INSTRUCTIONS TO FOLLOW: Please print all of the material below, word for word.

MATERIAL FOR THIS EXERCISE:
******************************

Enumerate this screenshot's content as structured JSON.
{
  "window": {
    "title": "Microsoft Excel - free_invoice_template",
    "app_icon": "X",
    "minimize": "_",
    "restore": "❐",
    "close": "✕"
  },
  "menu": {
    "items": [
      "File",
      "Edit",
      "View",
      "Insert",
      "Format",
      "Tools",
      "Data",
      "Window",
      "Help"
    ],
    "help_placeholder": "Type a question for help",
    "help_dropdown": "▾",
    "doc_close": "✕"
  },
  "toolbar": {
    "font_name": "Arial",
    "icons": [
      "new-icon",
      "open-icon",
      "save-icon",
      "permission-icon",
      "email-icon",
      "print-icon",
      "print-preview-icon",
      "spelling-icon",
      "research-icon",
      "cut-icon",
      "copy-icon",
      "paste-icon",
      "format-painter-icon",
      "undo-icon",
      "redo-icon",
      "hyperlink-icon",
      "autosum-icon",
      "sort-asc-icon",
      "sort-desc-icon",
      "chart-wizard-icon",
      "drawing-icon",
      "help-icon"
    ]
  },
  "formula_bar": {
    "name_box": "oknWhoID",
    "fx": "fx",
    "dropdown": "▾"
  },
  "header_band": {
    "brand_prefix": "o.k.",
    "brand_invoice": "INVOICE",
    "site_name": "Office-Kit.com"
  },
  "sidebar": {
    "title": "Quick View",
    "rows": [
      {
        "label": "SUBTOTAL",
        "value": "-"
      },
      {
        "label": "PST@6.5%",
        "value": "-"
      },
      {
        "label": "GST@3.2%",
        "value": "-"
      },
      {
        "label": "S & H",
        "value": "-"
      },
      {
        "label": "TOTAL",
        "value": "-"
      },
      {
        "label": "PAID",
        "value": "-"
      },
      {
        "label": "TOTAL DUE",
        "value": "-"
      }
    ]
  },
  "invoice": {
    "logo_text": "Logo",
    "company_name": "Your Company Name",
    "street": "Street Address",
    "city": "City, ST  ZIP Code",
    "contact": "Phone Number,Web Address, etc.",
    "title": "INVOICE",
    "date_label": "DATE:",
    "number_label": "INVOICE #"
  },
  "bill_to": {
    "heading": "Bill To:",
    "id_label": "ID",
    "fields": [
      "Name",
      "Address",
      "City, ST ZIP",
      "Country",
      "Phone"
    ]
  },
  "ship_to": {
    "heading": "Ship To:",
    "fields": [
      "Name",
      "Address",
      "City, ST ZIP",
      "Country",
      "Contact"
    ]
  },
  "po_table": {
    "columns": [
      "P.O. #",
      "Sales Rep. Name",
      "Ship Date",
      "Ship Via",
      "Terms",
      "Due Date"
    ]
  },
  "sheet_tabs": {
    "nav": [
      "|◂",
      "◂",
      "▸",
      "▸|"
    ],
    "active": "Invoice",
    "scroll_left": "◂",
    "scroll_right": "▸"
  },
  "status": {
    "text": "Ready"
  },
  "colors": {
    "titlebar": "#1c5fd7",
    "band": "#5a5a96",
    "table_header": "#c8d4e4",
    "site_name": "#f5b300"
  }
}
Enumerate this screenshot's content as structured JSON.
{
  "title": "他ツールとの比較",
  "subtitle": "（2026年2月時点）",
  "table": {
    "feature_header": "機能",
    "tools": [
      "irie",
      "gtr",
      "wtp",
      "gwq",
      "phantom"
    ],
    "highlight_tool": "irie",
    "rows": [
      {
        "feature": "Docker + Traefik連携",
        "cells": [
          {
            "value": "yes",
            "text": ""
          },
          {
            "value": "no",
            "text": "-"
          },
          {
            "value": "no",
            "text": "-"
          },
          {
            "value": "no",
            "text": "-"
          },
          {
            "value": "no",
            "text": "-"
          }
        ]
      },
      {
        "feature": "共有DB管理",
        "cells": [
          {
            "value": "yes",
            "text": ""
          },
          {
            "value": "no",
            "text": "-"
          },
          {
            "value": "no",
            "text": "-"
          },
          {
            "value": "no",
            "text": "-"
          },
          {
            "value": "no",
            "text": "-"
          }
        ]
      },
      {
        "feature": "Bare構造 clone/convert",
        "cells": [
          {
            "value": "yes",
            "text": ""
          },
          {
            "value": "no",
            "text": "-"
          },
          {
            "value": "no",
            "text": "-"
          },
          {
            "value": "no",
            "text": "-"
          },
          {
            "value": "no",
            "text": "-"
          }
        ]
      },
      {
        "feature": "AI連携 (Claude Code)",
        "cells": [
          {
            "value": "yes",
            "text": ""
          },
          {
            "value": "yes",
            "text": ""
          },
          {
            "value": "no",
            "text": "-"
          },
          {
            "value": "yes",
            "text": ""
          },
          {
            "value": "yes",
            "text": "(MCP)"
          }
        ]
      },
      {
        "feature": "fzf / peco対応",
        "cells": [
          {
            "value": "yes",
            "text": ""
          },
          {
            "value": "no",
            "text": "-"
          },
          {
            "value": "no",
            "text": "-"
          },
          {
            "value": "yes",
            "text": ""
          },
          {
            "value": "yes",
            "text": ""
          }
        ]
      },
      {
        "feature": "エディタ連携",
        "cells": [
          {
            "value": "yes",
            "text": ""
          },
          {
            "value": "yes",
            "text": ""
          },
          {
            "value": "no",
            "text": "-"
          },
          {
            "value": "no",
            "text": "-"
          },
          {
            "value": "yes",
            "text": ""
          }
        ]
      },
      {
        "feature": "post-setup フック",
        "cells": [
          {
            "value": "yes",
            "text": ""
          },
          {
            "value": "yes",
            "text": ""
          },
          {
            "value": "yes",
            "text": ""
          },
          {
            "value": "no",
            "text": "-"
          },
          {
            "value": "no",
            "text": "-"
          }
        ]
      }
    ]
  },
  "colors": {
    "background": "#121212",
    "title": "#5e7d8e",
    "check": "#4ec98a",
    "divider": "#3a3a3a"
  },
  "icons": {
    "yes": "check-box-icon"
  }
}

******************************

SOLVED EXERCISE:
Enumerate this screenshot's content as structured JSON.
{
  "window": {
    "title": "Microsoft Excel - free_invoice_template",
    "app_icon": "X",
    "minimize": "_",
    "restore": "❐",
    "close": "✕"
  },
  "menu": {
    "items": [
      "File",
      "Edit",
      "View",
      "Insert",
      "Format",
      "Tools",
      "Data",
      "Window",
      "Help"
    ],
    "help_placeholder": "Type a question for help",
    "help_dropdown": "▾",
    "doc_close": "✕"
  },
  "toolbar": {
    "font_name": "Arial",
    "icons": [
      "new-icon",
      "open-icon",
      "save-icon",
      "permission-icon",
      "email-icon",
      "print-icon",
      "print-preview-icon",
      "spelling-icon",
      "research-icon",
      "cut-icon",
      "copy-icon",
      "paste-icon",
      "format-painter-icon",
      "undo-icon",
      "redo-icon",
      "hyperlink-icon",
      "autosum-icon",
      "sort-asc-icon",
      "sort-desc-icon",
      "chart-wizard-icon",
      "drawing-icon",
      "help-icon"
    ]
  },
  "formula_bar": {
    "name_box": "oknWhoID",
    "fx": "fx",
    "dropdown": "▾"
  },
  "header_band": {
    "brand_prefix": "o.k.",
    "brand_invoice": "INVOICE",
    "site_name": "Office-Kit.com"
  },
  "sidebar": {
    "title": "Quick View",
    "rows": [
      {
        "label": "SUBTOTAL",
        "value": "-"
      },
      {
        "label": "PST@6.5%",
        "value": "-"
      },
      {
        "label": "GST@3.2%",
        "value": "-"
      },
      {
        "label": "S & H",
        "value": "-"
      },
      {
        "label": "TOTAL",
        "value": "-"
      },
      {
        "label": "PAID",
        "value": "-"
      },
      {
        "label": "TOTAL DUE",
        "value": "-"
      }
    ]
  },
  "invoice": {
    "logo_text": "Logo",
    "company_name": "Your Company Name",
    "street": "Street Address",
    "city": "City, ST  ZIP Code",
    "contact": "Phone Number,Web Address, etc.",
    "title": "INVOICE",
    "date_label": "DATE:",
    "number_label": "INVOICE #"
  },
  "bill_to": {
    "heading": "Bill To:",
    "id_label": "ID",
    "fields": [
      "Name",
      "Address",
      "City, ST ZIP",
      "Country",
      "Phone"
    ]
  },
  "ship_to": {
    "heading": "Ship To:",
    "fields": [
      "Name",
      "Address",
      "City, ST ZIP",
      "Country",
      "Contact"
    ]
  },
  "po_table": {
    "columns": [
      "P.O. #",
      "Sales Rep. Name",
      "Ship Date",
      "Ship Via",
      "Terms",
      "Due Date"
    ]
  },
  "sheet_tabs": {
    "nav": [
      "|◂",
      "◂",
      "▸",
      "▸|"
    ],
    "active": "Invoice",
    "scroll_left": "◂",
    "scroll_right": "▸"
  },
  "status": {
    "text": "Ready"
  },
  "colors": {
    "titlebar": "#1c5fd7",
    "band": "#5a5a96",
    "table_header": "#c8d4e4",
    "site_name": "#f5b300"
  }
}
Enumerate this screenshot's content as structured JSON.
{
  "title": "他ツールとの比較",
  "subtitle": "（2026年2月時点）",
  "table": {
    "feature_header": "機能",
    "tools": [
      "irie",
      "gtr",
      "wtp",
      "gwq",
      "phantom"
    ],
    "highlight_tool": "irie",
    "rows": [
      {
        "feature": "Docker + Traefik連携",
        "cells": [
          {
            "value": "yes",
            "text": ""
          },
          {
            "value": "no",
            "text": "-"
          },
          {
            "value": "no",
            "text": "-"
          },
          {
            "value": "no",
            "text": "-"
          },
          {
            "value": "no",
            "text": "-"
          }
        ]
      },
      {
        "feature": "共有DB管理",
        "cells": [
          {
            "value": "yes",
            "text": ""
          },
          {
            "value": "no",
            "text": "-"
          },
          {
            "value": "no",
            "text": "-"
          },
          {
            "value": "no",
            "text": "-"
          },
          {
            "value": "no",
            "text": "-"
          }
        ]
      },
      {
        "feature": "Bare構造 clone/convert",
        "cells": [
          {
            "value": "yes",
            "text": ""
          },
          {
            "value": "no",
            "text": "-"
          },
          {
            "value": "no",
            "text": "-"
          },
          {
            "value": "no",
            "text": "-"
          },
          {
            "value": "no",
            "text": "-"
          }
        ]
      },
      {
        "feature": "AI連携 (Claude Code)",
        "cells": [
          {
            "value": "yes",
            "text": ""
          },
          {
            "value": "yes",
            "text": ""
          },
          {
            "value": "no",
            "text": "-"
          },
          {
            "value": "yes",
            "text": ""
          },
          {
            "value": "yes",
            "text": "(MCP)"
          }
        ]
      },
      {
        "feature": "fzf / peco対応",
        "cells": [
          {
            "value": "yes",
            "text": ""
          },
          {
            "value": "no",
            "text": "-"
          },
          {
            "value": "no",
            "text": "-"
          },
          {
            "value": "yes",
            "text": ""
          },
          {
            "value": "yes",
            "text": ""
          }
        ]
      },
      {
        "feature": "エディタ連携",
        "cells": [
          {
            "value": "yes",
            "text": ""
          },
          {
            "value": "yes",
            "text": ""
          },
          {
            "value": "no",
            "text": "-"
          },
          {
            "value": "no",
            "text": "-"
          },
          {
            "value": "yes",
            "text": ""
          }
        ]
      },
      {
        "feature": "post-setup フック",
        "cells": [
          {
            "value": "yes",
            "text": ""
          },
          {
            "value": "yes",
            "text": ""
          },
          {
            "value": "yes",
            "text": ""
          },
          {
            "value": "no",
            "text": "-"
          },
          {
            "value": "no",
            "text": "-"
          }
        ]
      }
    ]
  },
  "colors": {
    "background": "#121212",
    "title": "#5e7d8e",
    "check": "#4ec98a",
    "divider": "#3a3a3a"
  },
  "icons": {
    "yes": "check-box-icon"
  }
}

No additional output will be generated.